(GOAL OF THE EXERCISE): All records are to be retyped faithfully and completely.

(RECORDS PROVIDED):

┄┄┄┄┄┄

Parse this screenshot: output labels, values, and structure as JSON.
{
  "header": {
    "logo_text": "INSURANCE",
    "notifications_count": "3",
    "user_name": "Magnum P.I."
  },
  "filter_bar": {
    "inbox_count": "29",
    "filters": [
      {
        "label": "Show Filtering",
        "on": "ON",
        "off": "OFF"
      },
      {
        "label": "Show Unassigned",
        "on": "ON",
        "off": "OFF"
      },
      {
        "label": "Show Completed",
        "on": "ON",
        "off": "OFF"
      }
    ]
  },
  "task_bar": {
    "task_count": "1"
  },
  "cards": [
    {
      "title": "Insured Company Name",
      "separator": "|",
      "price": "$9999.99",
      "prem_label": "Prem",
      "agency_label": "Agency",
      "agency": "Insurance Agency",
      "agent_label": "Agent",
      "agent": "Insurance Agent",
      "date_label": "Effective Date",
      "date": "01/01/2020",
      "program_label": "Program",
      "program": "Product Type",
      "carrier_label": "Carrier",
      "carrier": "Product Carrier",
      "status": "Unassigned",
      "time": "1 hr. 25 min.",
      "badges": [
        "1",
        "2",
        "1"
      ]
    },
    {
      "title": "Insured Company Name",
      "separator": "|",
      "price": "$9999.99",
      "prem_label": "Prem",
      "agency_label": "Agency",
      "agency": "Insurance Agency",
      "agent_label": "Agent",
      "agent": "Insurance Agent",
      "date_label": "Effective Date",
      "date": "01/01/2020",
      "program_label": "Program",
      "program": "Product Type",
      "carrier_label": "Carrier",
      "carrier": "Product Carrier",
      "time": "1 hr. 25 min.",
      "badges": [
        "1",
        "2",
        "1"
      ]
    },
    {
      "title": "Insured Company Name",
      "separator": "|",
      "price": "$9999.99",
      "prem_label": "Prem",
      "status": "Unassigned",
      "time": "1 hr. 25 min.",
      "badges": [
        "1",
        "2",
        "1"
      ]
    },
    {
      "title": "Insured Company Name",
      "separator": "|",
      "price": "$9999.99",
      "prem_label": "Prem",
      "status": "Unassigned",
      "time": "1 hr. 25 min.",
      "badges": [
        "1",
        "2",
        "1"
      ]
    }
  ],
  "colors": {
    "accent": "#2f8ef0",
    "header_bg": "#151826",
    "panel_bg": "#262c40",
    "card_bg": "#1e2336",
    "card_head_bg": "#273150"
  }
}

┄┄┄┄┄┄

(TASK OUTPUT):
Parse this screenshot: output labels, values, and structure as JSON.
{
  "header": {
    "logo_text": "INSURANCE",
    "notifications_count": "3",
    "user_name": "Magnum P.I."
  },
  "filter_bar": {
    "inbox_count": "29",
    "filters": [
      {
        "label": "Show Filtering",
        "on": "ON",
        "off": "OFF"
      },
      {
        "label": "Show Unassigned",
        "on": "ON",
        "off": "OFF"
      },
      {
        "label": "Show Completed",
        "on": "ON",
        "off": "OFF"
      }
    ]
  },
  "task_bar": {
    "task_count": "1"
  },
  "cards": [
    {
      "title": "Insured Company Name",
      "separator": "|",
      "price": "$9999.99",
      "prem_label": "Prem",
      "agency_label": "Agency",
      "agency": "Insurance Agency",
      "agent_label": "Agent",
      "agent": "Insurance Agent",
      "date_label": "Effective Date",
      "date": "01/01/2020",
      "program_label": "Program",
      "program": "Product Type",
      "carrier_label": "Carrier",
      "carrier": "Product Carrier",
      "status": "Unassigned",
      "time": "1 hr. 25 min.",
      "badges": [
        "1",
        "2",
        "1"
      ]
    },
    {
      "title": "Insured Company Name",
      "separator": "|",
      "price": "$9999.99",
      "prem_label": "Prem",
      "agency_label": "Agency",
      "agency": "Insurance Agency",
      "agent_label": "Agent",
      "agent": "Insurance Agent",
      "date_label": "Effective Date",
      "date": "01/01/2020",
      "program_label": "Program",
      "program": "Product Type",
      "carrier_label": "Carrier",
      "carrier": "Product Carrier",
      "time": "1 hr. 25 min.",
      "badges": [
        "1",
        "2",
        "1"
      ]
    },
    {
      "title": "Insured Company Name",
      "separator": "|",
      "price": "$9999.99",
      "prem_label": "Prem",
      "status": "Unassigned",
      "time": "1 hr. 25 min.",
      "badges": [
        "1",
        "2",
        "1"
      ]
    },
    {
      "title": "Insured Company Name",
      "separator": "|",
      "price": "$9999.99",
      "prem_label": "Prem",
      "status": "Unassigned",
      "time": "1 hr. 25 min.",
      "badges": [
        "1",
        "2",
        "1"
      ]
    }
  ],
  "colors": {
    "accent": "#2f8ef0",
    "header_bg": "#151826",
    "panel_bg": "#262c40",
    "card_bg": "#1e2336",
    "card_head_bg": "#273150"
  }
}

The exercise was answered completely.